Berlin (dpa/bb) – Bei der Wiedereinführung des Azubi-Tickets in Berlin ist der bisherige Zeitplan nicht zu halten. Ein Verkaufsstart zu Februar 2026 sei aktuell nicht mehr realistisch, teilte ein Sprecher des Verkehrsverbunds Berlin-Brandenburg (VBB) auf dpa-Anfrage mit. Das vergünstigte Deutschlandticket für Auszubildende lässt damit weiter auf sich warten. «Das Ticket soll noch im Frühjahr 2026 in den Verkauf gehen», versicherte der Sprecher allerdings. Zuvor hatte der «Tagesspiegel» darüber berichtet.
Der VBB-Aufsichtsrat habe zuletzt im Dezember darum gebeten, die Einführung des Tickets auch im Land Brandenburg zu prüfen, so der Sprecher. Eine gemeinsame Einführung in beiden Bundesländern wäre aus Sicht des Verkehrsverbunds «sehr wünschenswert». «Diese Prüfung erfolgt zurzeit durch das Land Brandenburg.»

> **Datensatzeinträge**
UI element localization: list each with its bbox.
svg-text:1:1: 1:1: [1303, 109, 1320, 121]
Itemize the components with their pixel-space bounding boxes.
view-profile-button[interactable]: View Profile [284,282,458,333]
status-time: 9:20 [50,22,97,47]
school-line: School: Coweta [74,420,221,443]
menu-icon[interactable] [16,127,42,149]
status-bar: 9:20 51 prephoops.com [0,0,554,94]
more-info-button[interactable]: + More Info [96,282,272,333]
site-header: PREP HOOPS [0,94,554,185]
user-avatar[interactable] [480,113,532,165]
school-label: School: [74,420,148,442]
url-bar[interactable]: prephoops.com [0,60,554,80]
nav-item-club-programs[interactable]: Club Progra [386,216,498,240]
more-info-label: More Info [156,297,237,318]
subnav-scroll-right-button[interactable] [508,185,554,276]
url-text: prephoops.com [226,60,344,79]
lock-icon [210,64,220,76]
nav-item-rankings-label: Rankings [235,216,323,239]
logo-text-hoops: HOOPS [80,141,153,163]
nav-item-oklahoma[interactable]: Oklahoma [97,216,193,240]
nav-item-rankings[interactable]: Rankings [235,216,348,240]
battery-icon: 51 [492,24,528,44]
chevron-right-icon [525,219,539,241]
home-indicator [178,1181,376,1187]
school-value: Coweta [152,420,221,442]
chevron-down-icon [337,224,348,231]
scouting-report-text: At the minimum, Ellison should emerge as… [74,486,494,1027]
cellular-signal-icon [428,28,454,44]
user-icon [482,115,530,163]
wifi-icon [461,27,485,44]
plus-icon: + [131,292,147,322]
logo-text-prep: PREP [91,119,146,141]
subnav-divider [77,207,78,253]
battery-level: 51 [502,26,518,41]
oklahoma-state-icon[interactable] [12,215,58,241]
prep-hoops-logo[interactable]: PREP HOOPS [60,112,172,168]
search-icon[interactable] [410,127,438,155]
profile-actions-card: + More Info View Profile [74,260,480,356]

> **AUFGABEN**
#1 Beantworte anhand der Meldung zum Azubi-Ticket kurz:
(a) Für welchen Monat war der Verkaufsstart bisher geplant?
(b) In welchem Monat bat der VBB-Aufsichtsrat zuletzt darum, die Einführung auch in Brandenburg zu prüfen?
(c) Wer führt diese Prüfung zurzeit durch?
#2 Führe die Meldung zum Azubi-Ticket nach ihrem letzten Satz weiter.
Die Datensatzeinträge haben mit dem Lesetext nichts zu tun.

> **DEINE ANTWORTEN**
#1
(a) Februar 2026
(b) Dezember
(c) Das Land Brandenburg

#2
Entscheidung könnte im März fallen
Die turnusmäßig nächste Aufsichtsratssitzung ist für Mitte März geplant. Dann könnte über die Einführung entschieden werden. Der VBB und die Verkehrsunternehmen haben den Angaben zufolge schon «sehr gute Vorarbeiten» für eine kurzfristige Einführung im Frühjahr 2026 im Land Berlin geleistet.
Bereits Ende vergangenen Jahres habe die Verkehrsverwaltung außerdem eine Absichtserklärung («Memorandum of Understanding») mit der Industrie- und Handelskammer sowie der Handwerkskammer unterzeichnet, so der Sprecher weiter. Ziel ist, möglichst viele Mitgliedsunternehmen zu bewegen, Jobticket-Rahmenverträge abzuschließen und ihren Auszubildenden das Ticket anzubieten.
Grünen-Verkehrsexpertin Oda Hassepaß kritisierte, das Azubi-Ticket sei seit langem überfällig, die Auszubildenden warteten noch immer auf einen verbindlichen Starttermin. «Das ist inakzeptabel. Die CDU muss sich endlich kümmern und die Azubis nicht noch länger im Regen stehen lassen.»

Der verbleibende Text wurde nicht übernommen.